> Records shown
========
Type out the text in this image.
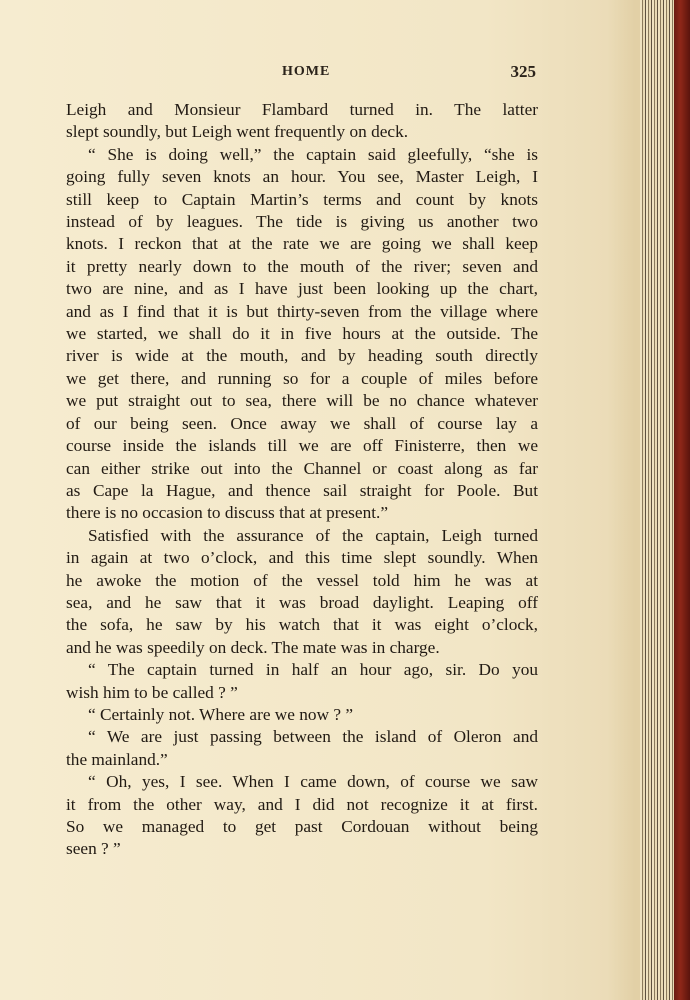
HOME	325
Leigh and Monsieur Flambard turned in. The latter
slept soundly, but Leigh went frequently on deck.
“ She is doing well,” the captain said gleefully, “she is
going fully seven knots an hour. You see, Master Leigh, I
still keep to Captain Martin’s terms and count by knots
instead of by leagues. The tide is giving us another two
knots. I reckon that at the rate we are going we shall keep
it pretty nearly down to the mouth of the river; seven and
two are nine, and as I have just been looking up the chart,
and as I find that it is but thirty-seven from the village where
we started, we shall do it in five hours at the outside. The
river is wide at the mouth, and by heading south directly
we get there, and running so for a couple of miles before
we put straight out to sea, there will be no chance whatever
of our being seen. Once away we shall of course lay a
course inside the islands till we are off Finisterre, then we
can either strike out into the Channel or coast along as far
as Cape la Hague, and thence sail straight for Poole. But
there is no occasion to discuss that at present.”
Satisfied with the assurance of the captain, Leigh turned
in again at two o’clock, and this time slept soundly. When
he awoke the motion of the vessel told him he was at
sea, and he saw that it was broad daylight. Leaping off
the sofa, he saw by his watch that it was eight o’clock,
and he was speedily on deck. The mate was in charge.
“ The captain turned in half an hour ago, sir. Do you
wish him to be called ? ”
“ Certainly not. Where are we now ? ”
“ We are just passing between the island of Oleron and
the mainland.”
“ Oh, yes, I see. When I came down, of course we saw
it from the other way, and I did not recognize it at first.
So we managed to get past Cordouan without being
seen ? ”
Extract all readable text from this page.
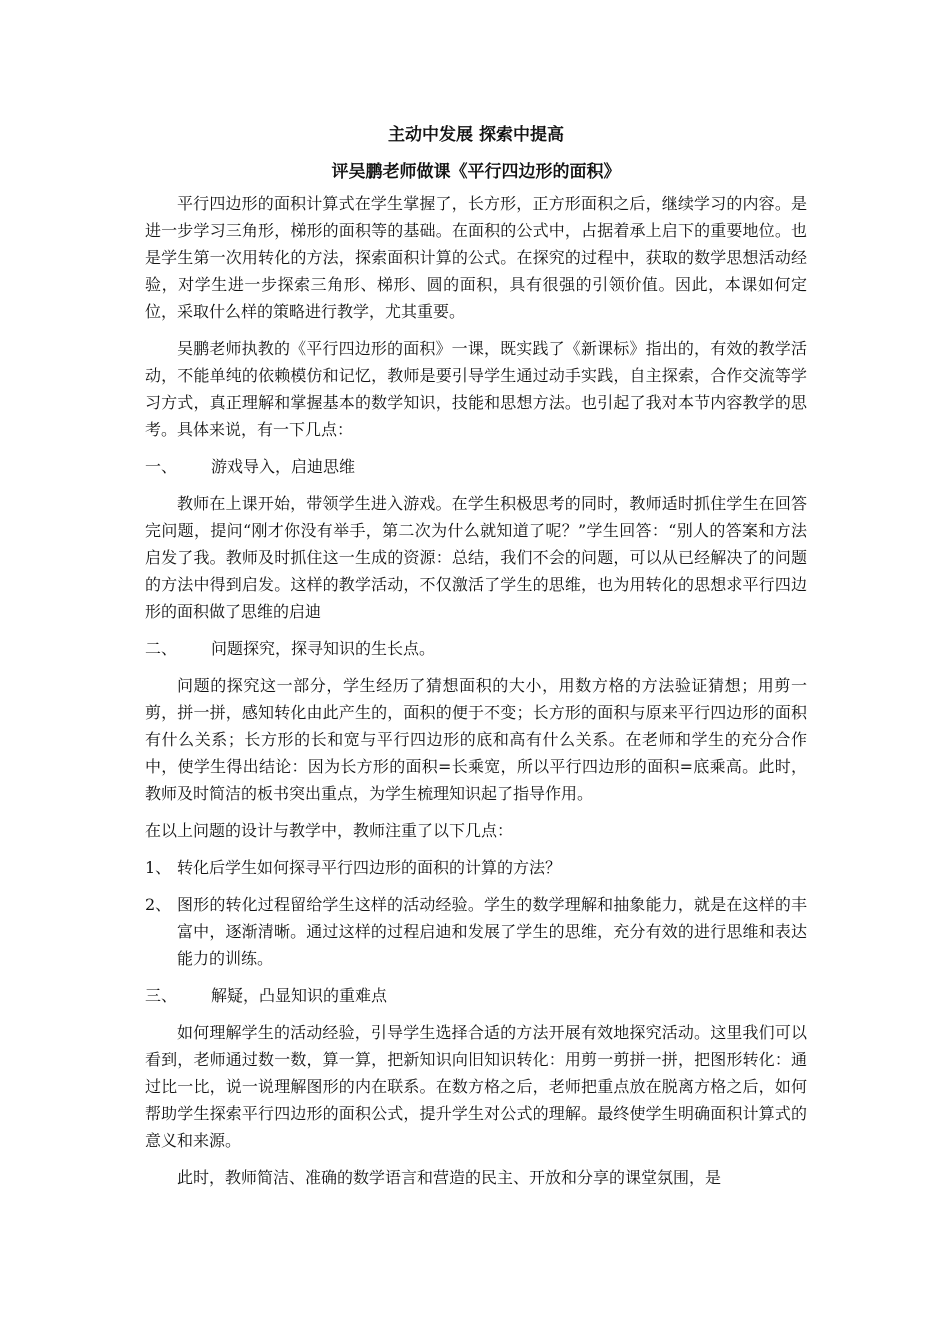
主动中发展 探索中提高
评吴鹏老师做课《平行四边形的面积》
平行四边形的面积计算式在学生掌握了，长方形，正方形面积之后，继续学习的内容。是进一步学习三角形，梯形的面积等的基础。在面积的公式中，占据着承上启下的重要地位。也是学生第一次用转化的方法，探索面积计算的公式。在探究的过程中，获取的数学思想活动经验，对学生进一步探索三角形、梯形、圆的面积，具有很强的引领价值。因此，本课如何定位，采取什么样的策略进行教学，尤其重要。
吴鹏老师执教的《平行四边形的面积》一课，既实践了《新课标》指出的，有效的教学活动，不能单纯的依赖模仿和记忆，教师是要引导学生通过动手实践，自主探索，合作交流等学习方式，真正理解和掌握基本的数学知识，技能和思想方法。也引起了我对本节内容教学的思考。具体来说，有一下几点：
一、	游戏导入，启迪思维
教师在上课开始，带领学生进入游戏。在学生积极思考的同时，教师适时抓住学生在回答完问题，提问“刚才你没有举手，第二次为什么就知道了呢？”学生回答：“别人的答案和方法启发了我。教师及时抓住这一生成的资源：总结，我们不会的问题，可以从已经解决了的问题的方法中得到启发。这样的教学活动，不仅激活了学生的思维，也为用转化的思想求平行四边形的面积做了思维的启迪
二、	问题探究，探寻知识的生长点。
问题的探究这一部分，学生经历了猜想面积的大小，用数方格的方法验证猜想；用剪一剪，拼一拼，感知转化由此产生的，面积的便于不变；长方形的面积与原来平行四边形的面积有什么关系；长方形的长和宽与平行四边形的底和高有什么关系。在老师和学生的充分合作中，使学生得出结论：因为长方形的面积=长乘宽，所以平行四边形的面积=底乘高。此时，教师及时简洁的板书突出重点，为学生梳理知识起了指导作用。
在以上问题的设计与教学中，教师注重了以下几点：
1、 转化后学生如何探寻平行四边形的面积的计算的方法？
2、 图形的转化过程留给学生这样的活动经验。学生的数学理解和抽象能力，就是在这样的丰富中，逐渐清晰。通过这样的过程启迪和发展了学生的思维，充分有效的进行思维和表达能力的训练。
三、	解疑，凸显知识的重难点
如何理解学生的活动经验，引导学生选择合适的方法开展有效地探究活动。这里我们可以看到，老师通过数一数，算一算，把新知识向旧知识转化：用剪一剪拼一拼，把图形转化：通过比一比，说一说理解图形的内在联系。在数方格之后，老师把重点放在脱离方格之后，如何帮助学生探索平行四边形的面积公式，提升学生对公式的理解。最终使学生明确面积计算式的意义和来源。
此时，教师简洁、准确的数学语言和营造的民主、开放和分享的课堂氛围，是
========
> Objective
Copy every line of the listing that includes the string "from".

> Exercise output
and as I find that it is but thirty-seven from the village where
it from the other way, and I did not recognize it at first.
Extract all readable text from this page.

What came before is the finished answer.